TASK DIRECTIONS
Repeat the records word for word, excluding any picture.

╭─ PROVIDED DATA

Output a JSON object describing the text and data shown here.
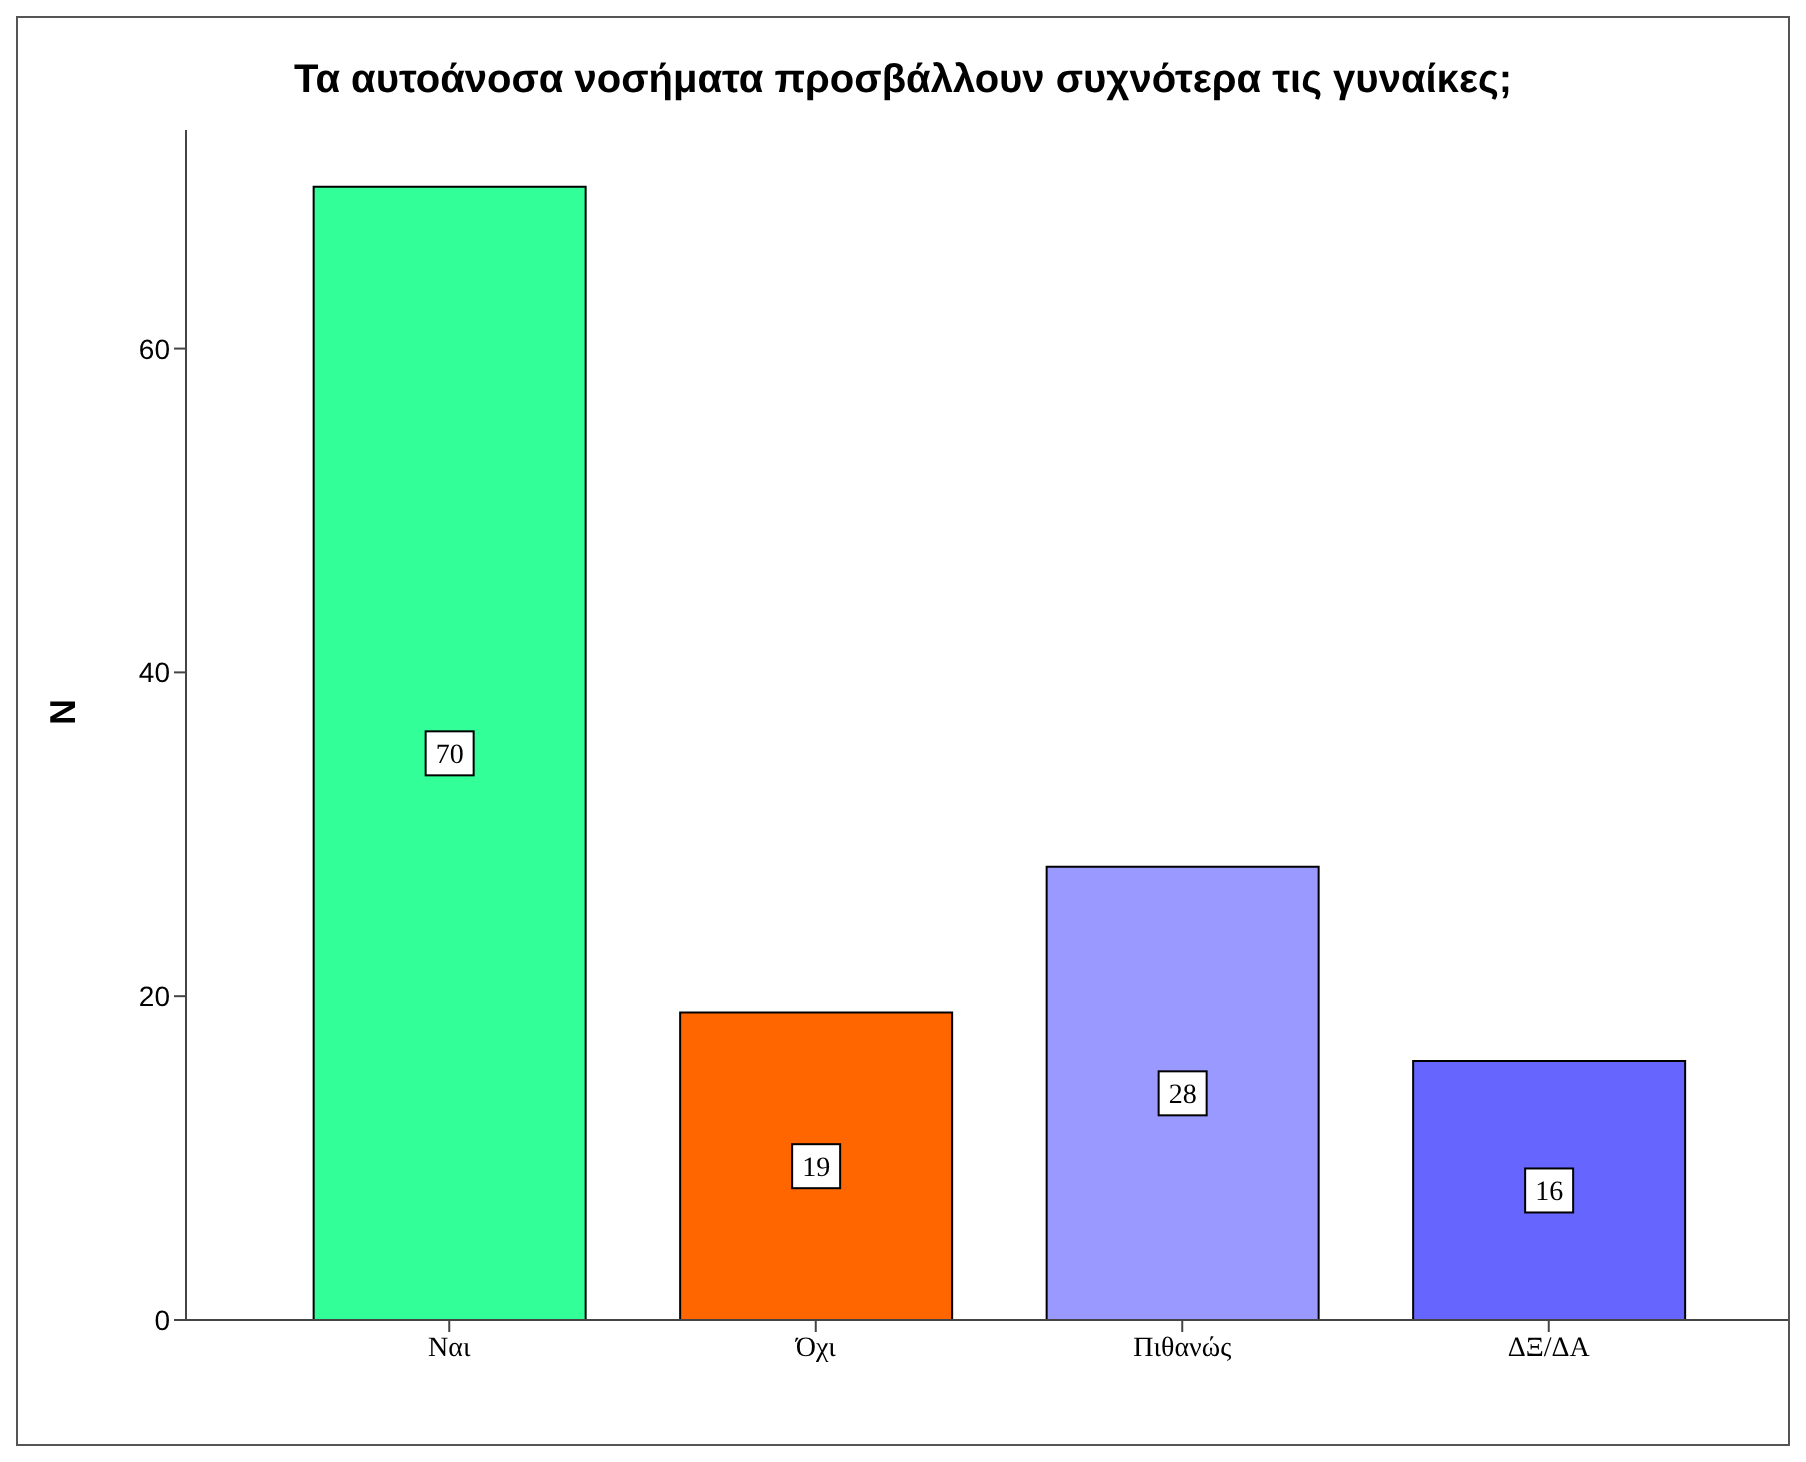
{
  "chart_data": {
    "type": "bar",
    "title": "Τα αυτοάνοσα νοσήματα προσβάλλουν συχνότερα τις γυναίκες;",
    "ylabel": "N",
    "categories": [
      "Ναι",
      "Όχι",
      "Πιθανώς",
      "ΔΞ/ΔΑ"
    ],
    "values": [
      70,
      19,
      28,
      16
    ],
    "colors": [
      "#33ff99",
      "#ff6600",
      "#9999ff",
      "#6666ff"
    ],
    "ylim": [
      0,
      73.5
    ],
    "yticks": [
      0,
      20,
      40,
      60
    ],
    "grid": false,
    "data_labels": true
  }
}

╰─

WORKED SOLUTION
Output a JSON object describing the text and data shown here.
{
  "chart_data": {
    "type": "bar",
    "title": "Τα αυτοάνοσα νοσήματα προσβάλλουν συχνότερα τις γυναίκες;",
    "ylabel": "N",
    "categories": [
      "Ναι",
      "Όχι",
      "Πιθανώς",
      "ΔΞ/ΔΑ"
    ],
    "values": [
      70,
      19,
      28,
      16
    ],
    "colors": [
      "#33ff99",
      "#ff6600",
      "#9999ff",
      "#6666ff"
    ],
    "ylim": [
      0,
      73.5
    ],
    "yticks": [
      0,
      20,
      40,
      60
    ],
    "grid": false,
    "data_labels": true
  }
}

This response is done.